_YOUR GOAL:_ From the entries below, copy every line that holds the word "time".

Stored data
++++++++

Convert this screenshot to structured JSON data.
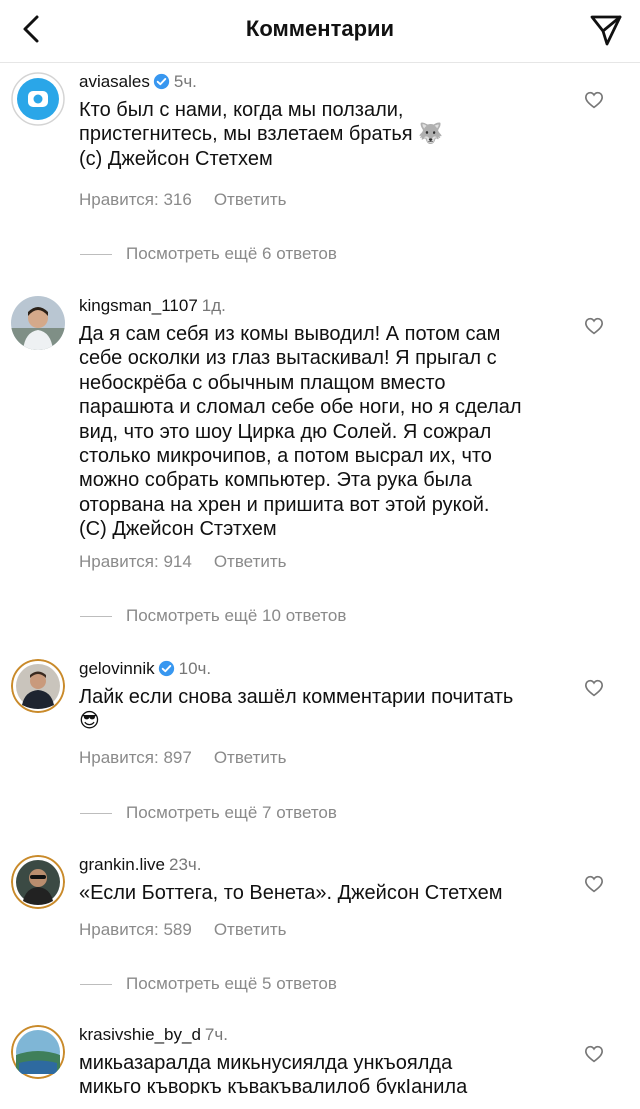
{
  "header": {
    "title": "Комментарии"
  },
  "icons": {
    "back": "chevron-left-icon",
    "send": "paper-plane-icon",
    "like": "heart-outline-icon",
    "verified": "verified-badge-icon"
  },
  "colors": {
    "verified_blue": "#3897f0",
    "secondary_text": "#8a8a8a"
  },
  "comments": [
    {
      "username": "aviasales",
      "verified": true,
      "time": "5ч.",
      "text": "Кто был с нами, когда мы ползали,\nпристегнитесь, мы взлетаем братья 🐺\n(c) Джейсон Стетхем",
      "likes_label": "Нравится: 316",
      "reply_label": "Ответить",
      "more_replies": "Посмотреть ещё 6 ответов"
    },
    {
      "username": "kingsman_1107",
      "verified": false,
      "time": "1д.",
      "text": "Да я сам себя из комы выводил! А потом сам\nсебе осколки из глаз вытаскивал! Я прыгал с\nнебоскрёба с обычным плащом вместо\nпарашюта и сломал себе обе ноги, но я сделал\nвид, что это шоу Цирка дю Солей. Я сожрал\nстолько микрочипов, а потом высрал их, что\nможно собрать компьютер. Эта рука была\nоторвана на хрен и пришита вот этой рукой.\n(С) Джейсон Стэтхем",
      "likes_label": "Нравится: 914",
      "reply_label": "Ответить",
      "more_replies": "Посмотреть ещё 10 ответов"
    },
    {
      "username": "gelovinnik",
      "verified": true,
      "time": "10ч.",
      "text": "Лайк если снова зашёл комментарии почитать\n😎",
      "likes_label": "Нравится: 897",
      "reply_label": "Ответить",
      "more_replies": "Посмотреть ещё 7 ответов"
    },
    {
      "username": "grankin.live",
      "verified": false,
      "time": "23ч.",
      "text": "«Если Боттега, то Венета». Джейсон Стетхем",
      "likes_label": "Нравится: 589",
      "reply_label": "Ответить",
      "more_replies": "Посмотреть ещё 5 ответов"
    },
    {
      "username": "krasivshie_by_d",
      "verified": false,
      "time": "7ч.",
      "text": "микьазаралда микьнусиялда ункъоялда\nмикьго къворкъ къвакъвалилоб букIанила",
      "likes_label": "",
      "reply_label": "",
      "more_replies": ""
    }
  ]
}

++++++++

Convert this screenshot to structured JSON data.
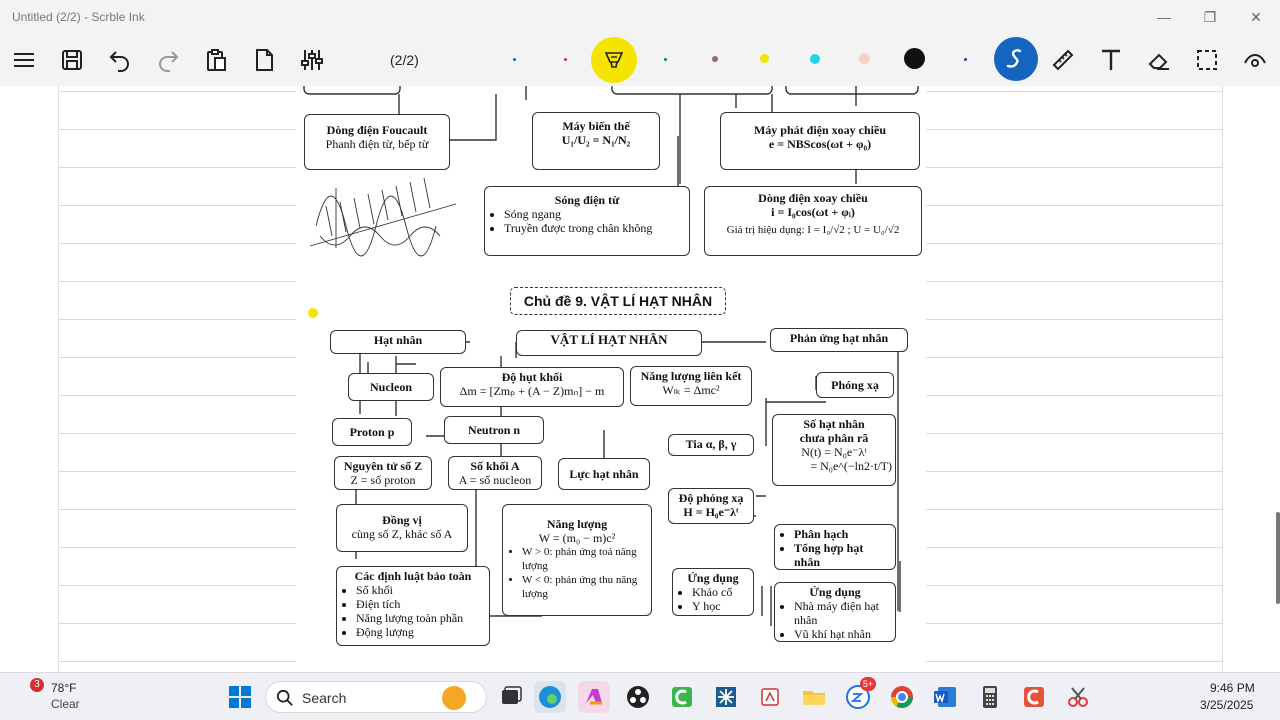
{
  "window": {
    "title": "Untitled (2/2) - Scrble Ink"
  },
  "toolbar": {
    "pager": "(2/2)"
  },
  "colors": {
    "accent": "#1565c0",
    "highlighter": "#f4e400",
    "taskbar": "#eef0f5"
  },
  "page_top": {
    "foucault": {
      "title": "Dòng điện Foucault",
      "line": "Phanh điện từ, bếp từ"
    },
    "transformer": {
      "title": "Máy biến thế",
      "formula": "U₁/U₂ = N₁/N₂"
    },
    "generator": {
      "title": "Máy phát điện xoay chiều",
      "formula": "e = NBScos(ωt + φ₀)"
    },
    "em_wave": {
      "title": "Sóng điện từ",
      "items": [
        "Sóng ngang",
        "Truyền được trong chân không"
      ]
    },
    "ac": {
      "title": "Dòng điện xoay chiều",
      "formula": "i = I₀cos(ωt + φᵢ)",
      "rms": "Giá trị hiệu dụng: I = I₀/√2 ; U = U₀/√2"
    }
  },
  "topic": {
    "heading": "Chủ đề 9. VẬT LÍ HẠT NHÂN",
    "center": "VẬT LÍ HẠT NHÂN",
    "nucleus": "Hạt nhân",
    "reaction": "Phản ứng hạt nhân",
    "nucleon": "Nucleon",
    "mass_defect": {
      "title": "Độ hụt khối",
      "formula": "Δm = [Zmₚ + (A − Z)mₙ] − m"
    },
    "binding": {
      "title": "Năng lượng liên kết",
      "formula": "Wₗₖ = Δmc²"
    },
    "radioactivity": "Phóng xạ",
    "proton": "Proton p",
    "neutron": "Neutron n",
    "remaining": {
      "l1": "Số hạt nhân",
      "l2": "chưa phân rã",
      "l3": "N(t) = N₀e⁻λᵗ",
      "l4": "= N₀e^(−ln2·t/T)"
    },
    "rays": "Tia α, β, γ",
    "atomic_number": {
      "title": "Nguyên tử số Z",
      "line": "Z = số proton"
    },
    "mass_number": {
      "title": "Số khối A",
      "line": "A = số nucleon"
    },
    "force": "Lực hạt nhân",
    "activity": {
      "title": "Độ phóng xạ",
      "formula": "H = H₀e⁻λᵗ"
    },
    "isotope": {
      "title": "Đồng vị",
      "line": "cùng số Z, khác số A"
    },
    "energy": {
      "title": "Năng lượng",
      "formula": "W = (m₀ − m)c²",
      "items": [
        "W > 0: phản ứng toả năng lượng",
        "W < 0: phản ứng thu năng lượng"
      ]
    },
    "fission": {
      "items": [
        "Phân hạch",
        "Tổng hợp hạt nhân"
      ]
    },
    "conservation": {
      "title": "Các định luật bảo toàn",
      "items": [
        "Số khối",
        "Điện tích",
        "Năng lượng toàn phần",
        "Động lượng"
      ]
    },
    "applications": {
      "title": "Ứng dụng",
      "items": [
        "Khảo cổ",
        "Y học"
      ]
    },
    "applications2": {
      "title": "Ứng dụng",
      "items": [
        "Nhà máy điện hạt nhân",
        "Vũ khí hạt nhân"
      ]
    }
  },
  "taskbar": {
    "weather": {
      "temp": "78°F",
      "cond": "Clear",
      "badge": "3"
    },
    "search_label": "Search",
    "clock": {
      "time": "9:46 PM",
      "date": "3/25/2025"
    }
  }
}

++++++++

_TASK ANSWER:_
      "time": "5ч.",
      "time": "1д.",
      "time": "10ч.",
      "time": "23ч.",
      "time": "7ч.",
      "time": "9:46 PM",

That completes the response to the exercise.